ENTRIES PROVIDED:
----------

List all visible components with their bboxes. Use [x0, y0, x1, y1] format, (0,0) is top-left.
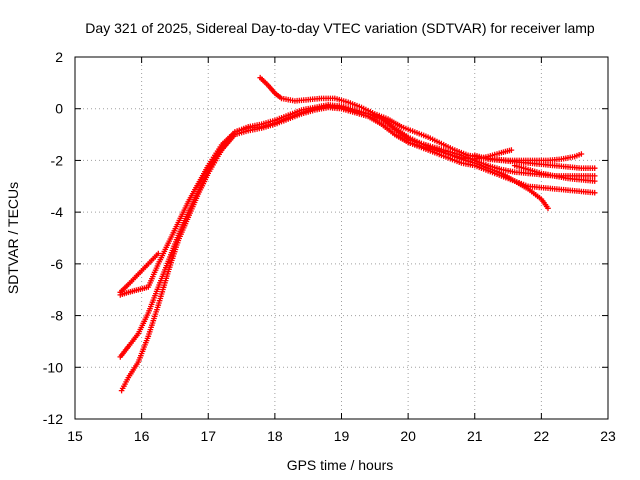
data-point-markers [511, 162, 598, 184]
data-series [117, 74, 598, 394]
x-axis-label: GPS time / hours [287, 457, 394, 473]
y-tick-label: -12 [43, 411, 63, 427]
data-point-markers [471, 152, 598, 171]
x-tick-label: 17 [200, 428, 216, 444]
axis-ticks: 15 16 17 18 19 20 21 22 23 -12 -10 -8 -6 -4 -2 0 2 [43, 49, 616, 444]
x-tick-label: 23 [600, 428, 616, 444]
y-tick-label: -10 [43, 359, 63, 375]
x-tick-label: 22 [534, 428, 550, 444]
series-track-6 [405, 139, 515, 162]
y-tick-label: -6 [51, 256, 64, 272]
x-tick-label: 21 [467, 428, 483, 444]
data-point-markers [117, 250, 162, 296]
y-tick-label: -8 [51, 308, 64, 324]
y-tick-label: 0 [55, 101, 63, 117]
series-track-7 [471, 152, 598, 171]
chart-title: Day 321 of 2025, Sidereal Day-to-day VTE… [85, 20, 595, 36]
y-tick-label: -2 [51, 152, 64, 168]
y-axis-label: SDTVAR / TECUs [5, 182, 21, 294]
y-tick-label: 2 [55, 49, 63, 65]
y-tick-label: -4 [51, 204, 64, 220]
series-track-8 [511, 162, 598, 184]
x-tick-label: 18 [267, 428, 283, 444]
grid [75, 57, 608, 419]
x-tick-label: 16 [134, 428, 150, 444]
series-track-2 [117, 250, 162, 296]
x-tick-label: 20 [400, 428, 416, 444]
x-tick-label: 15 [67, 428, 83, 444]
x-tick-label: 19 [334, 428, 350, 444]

----------

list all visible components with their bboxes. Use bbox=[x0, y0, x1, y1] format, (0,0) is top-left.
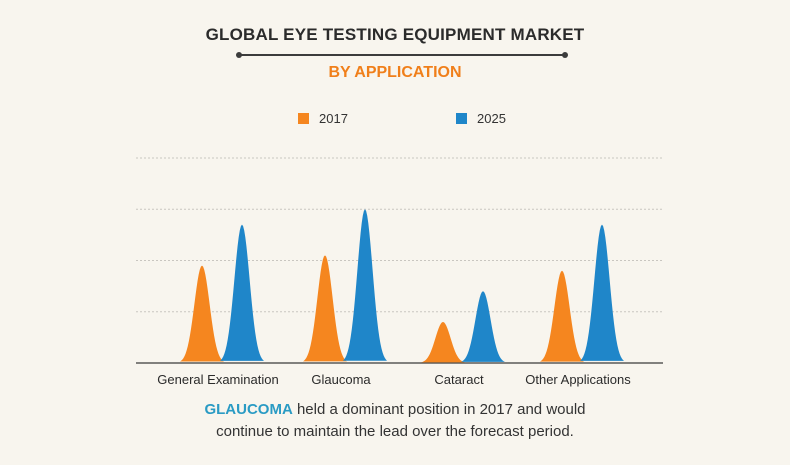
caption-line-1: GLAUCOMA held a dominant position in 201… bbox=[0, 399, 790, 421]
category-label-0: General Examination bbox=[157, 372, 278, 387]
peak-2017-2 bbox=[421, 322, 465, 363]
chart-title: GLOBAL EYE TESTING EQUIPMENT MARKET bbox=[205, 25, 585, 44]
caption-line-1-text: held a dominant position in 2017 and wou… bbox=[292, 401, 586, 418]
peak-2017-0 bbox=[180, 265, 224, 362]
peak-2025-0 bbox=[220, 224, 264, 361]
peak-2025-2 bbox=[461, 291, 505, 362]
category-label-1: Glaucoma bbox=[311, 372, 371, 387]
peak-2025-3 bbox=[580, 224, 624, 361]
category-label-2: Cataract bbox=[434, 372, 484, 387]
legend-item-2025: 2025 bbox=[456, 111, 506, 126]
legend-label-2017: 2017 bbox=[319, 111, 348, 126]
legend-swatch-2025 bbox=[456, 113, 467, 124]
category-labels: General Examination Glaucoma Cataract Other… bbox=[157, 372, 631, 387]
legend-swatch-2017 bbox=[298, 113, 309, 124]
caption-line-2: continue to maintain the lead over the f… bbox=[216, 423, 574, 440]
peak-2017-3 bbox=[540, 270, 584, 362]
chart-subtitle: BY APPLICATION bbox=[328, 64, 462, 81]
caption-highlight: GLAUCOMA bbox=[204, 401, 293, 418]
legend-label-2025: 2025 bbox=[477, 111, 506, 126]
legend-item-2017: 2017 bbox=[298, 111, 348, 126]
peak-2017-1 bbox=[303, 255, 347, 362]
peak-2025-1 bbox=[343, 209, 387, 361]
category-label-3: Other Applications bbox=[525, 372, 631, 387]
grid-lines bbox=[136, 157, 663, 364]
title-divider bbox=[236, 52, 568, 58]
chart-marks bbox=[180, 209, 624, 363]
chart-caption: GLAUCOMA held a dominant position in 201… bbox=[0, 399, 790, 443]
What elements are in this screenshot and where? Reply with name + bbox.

----------

STATED GOAL: Copy out each line of the material above that contains the string "held", matching case exactly.

ANSWER:
caption-line-1: GLAUCOMA held a dominant position in 201… bbox=[0, 399, 790, 421]
caption-line-1-text: held a dominant position in 2017 and wou… bbox=[292, 401, 586, 418]
chart-caption: GLAUCOMA held a dominant position in 201… bbox=[0, 399, 790, 443]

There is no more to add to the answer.